[start]

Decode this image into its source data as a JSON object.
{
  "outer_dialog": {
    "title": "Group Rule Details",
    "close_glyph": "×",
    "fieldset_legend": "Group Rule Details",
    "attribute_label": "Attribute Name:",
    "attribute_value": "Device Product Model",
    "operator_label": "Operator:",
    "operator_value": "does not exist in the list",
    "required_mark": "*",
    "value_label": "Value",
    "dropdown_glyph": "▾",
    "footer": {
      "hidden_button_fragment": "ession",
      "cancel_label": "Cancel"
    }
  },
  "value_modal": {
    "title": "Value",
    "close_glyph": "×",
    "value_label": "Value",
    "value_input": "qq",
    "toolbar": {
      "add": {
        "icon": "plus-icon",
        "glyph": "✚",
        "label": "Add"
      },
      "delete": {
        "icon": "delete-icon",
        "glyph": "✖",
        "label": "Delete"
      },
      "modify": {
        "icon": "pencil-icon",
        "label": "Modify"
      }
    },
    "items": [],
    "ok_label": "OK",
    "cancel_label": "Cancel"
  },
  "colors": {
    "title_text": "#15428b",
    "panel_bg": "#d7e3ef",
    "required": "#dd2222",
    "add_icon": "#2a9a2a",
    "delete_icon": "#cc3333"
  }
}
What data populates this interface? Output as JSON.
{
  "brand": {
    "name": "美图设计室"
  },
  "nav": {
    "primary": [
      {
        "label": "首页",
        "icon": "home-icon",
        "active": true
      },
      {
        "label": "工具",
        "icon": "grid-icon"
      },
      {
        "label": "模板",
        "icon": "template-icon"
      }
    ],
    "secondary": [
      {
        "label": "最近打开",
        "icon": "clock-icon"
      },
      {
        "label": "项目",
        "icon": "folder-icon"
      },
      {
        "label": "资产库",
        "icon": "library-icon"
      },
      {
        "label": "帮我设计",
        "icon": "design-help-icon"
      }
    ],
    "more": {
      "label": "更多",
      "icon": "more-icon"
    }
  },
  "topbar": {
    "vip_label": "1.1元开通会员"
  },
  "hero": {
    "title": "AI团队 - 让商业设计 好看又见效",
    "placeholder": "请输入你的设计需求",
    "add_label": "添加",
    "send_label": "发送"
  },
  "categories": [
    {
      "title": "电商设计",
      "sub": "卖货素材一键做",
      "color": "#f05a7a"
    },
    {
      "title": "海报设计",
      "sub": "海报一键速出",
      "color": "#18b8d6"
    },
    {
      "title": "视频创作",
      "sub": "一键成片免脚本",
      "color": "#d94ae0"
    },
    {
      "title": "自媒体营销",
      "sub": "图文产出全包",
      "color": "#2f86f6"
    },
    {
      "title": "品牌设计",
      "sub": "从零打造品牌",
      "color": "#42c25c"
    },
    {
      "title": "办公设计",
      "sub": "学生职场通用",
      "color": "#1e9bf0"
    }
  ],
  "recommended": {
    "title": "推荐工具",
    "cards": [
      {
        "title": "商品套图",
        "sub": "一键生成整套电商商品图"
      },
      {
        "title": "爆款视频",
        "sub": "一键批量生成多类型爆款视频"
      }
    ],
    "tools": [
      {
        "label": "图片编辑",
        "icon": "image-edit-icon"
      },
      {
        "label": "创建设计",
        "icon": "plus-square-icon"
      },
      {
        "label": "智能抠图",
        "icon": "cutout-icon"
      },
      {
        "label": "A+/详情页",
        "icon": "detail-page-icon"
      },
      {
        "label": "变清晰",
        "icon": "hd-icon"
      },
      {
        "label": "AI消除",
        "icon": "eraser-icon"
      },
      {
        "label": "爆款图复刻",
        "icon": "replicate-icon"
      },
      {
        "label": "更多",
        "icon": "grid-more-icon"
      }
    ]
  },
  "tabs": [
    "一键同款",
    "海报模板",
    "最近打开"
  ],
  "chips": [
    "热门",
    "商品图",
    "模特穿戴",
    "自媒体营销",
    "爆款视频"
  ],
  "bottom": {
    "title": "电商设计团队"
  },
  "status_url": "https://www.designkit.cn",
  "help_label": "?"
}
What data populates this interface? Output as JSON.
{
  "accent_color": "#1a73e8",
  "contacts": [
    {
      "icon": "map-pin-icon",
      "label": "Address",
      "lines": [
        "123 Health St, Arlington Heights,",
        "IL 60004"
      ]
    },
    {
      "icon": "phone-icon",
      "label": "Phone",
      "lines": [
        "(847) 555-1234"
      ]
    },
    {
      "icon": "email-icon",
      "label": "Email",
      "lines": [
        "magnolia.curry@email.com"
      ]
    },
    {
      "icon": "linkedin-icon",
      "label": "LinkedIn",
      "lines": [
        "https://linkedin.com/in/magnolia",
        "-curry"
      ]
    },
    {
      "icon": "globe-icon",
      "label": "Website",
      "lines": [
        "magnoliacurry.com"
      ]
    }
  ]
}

[end]

> _YOUR OBJECTIVE_:
Extract the complete listing above, reproducing each line exactly.

> _ANSWER FOR THIS EXERCISE_:
Decode this image into its source data as a JSON object.
{
  "outer_dialog": {
    "title": "Group Rule Details",
    "close_glyph": "×",
    "fieldset_legend": "Group Rule Details",
    "attribute_label": "Attribute Name:",
    "attribute_value": "Device Product Model",
    "operator_label": "Operator:",
    "operator_value": "does not exist in the list",
    "required_mark": "*",
    "value_label": "Value",
    "dropdown_glyph": "▾",
    "footer": {
      "hidden_button_fragment": "ession",
      "cancel_label": "Cancel"
    }
  },
  "value_modal": {
    "title": "Value",
    "close_glyph": "×",
    "value_label": "Value",
    "value_input": "qq",
    "toolbar": {
      "add": {
        "icon": "plus-icon",
        "glyph": "✚",
        "label": "Add"
      },
      "delete": {
        "icon": "delete-icon",
        "glyph": "✖",
        "label": "Delete"
      },
      "modify": {
        "icon": "pencil-icon",
        "label": "Modify"
      }
    },
    "items": [],
    "ok_label": "OK",
    "cancel_label": "Cancel"
  },
  "colors": {
    "title_text": "#15428b",
    "panel_bg": "#d7e3ef",
    "required": "#dd2222",
    "add_icon": "#2a9a2a",
    "delete_icon": "#cc3333"
  }
}
What data populates this interface? Output as JSON.
{
  "brand": {
    "name": "美图设计室"
  },
  "nav": {
    "primary": [
      {
        "label": "首页",
        "icon": "home-icon",
        "active": true
      },
      {
        "label": "工具",
        "icon": "grid-icon"
      },
      {
        "label": "模板",
        "icon": "template-icon"
      }
    ],
    "secondary": [
      {
        "label": "最近打开",
        "icon": "clock-icon"
      },
      {
        "label": "项目",
        "icon": "folder-icon"
      },
      {
        "label": "资产库",
        "icon": "library-icon"
      },
      {
        "label": "帮我设计",
        "icon": "design-help-icon"
      }
    ],
    "more": {
      "label": "更多",
      "icon": "more-icon"
    }
  },
  "topbar": {
    "vip_label": "1.1元开通会员"
  },
  "hero": {
    "title": "AI团队 - 让商业设计 好看又见效",
    "placeholder": "请输入你的设计需求",
    "add_label": "添加",
    "send_label": "发送"
  },
  "categories": [
    {
      "title": "电商设计",
      "sub": "卖货素材一键做",
      "color": "#f05a7a"
    },
    {
      "title": "海报设计",
      "sub": "海报一键速出",
      "color": "#18b8d6"
    },
    {
      "title": "视频创作",
      "sub": "一键成片免脚本",
      "color": "#d94ae0"
    },
    {
      "title": "自媒体营销",
      "sub": "图文产出全包",
      "color": "#2f86f6"
    },
    {
      "title": "品牌设计",
      "sub": "从零打造品牌",
      "color": "#42c25c"
    },
    {
      "title": "办公设计",
      "sub": "学生职场通用",
      "color": "#1e9bf0"
    }
  ],
  "recommended": {
    "title": "推荐工具",
    "cards": [
      {
        "title": "商品套图",
        "sub": "一键生成整套电商商品图"
      },
      {
        "title": "爆款视频",
        "sub": "一键批量生成多类型爆款视频"
      }
    ],
    "tools": [
      {
        "label": "图片编辑",
        "icon": "image-edit-icon"
      },
      {
        "label": "创建设计",
        "icon": "plus-square-icon"
      },
      {
        "label": "智能抠图",
        "icon": "cutout-icon"
      },
      {
        "label": "A+/详情页",
        "icon": "detail-page-icon"
      },
      {
        "label": "变清晰",
        "icon": "hd-icon"
      },
      {
        "label": "AI消除",
        "icon": "eraser-icon"
      },
      {
        "label": "爆款图复刻",
        "icon": "replicate-icon"
      },
      {
        "label": "更多",
        "icon": "grid-more-icon"
      }
    ]
  },
  "tabs": [
    "一键同款",
    "海报模板",
    "最近打开"
  ],
  "chips": [
    "热门",
    "商品图",
    "模特穿戴",
    "自媒体营销",
    "爆款视频"
  ],
  "bottom": {
    "title": "电商设计团队"
  },
  "status_url": "https://www.designkit.cn",
  "help_label": "?"
}
What data populates this interface? Output as JSON.
{
  "accent_color": "#1a73e8",
  "contacts": [
    {
      "icon": "map-pin-icon",
      "label": "Address",
      "lines": [
        "123 Health St, Arlington Heights,",
        "IL 60004"
      ]
    },
    {
      "icon": "phone-icon",
      "label": "Phone",
      "lines": [
        "(847) 555-1234"
      ]
    },
    {
      "icon": "email-icon",
      "label": "Email",
      "lines": [
        "magnolia.curry@email.com"
      ]
    },
    {
      "icon": "linkedin-icon",
      "label": "LinkedIn",
      "lines": [
        "https://linkedin.com/in/magnolia",
        "-curry"
      ]
    },
    {
      "icon": "globe-icon",
      "label": "Website",
      "lines": [
        "magnoliacurry.com"
      ]
    }
  ]
}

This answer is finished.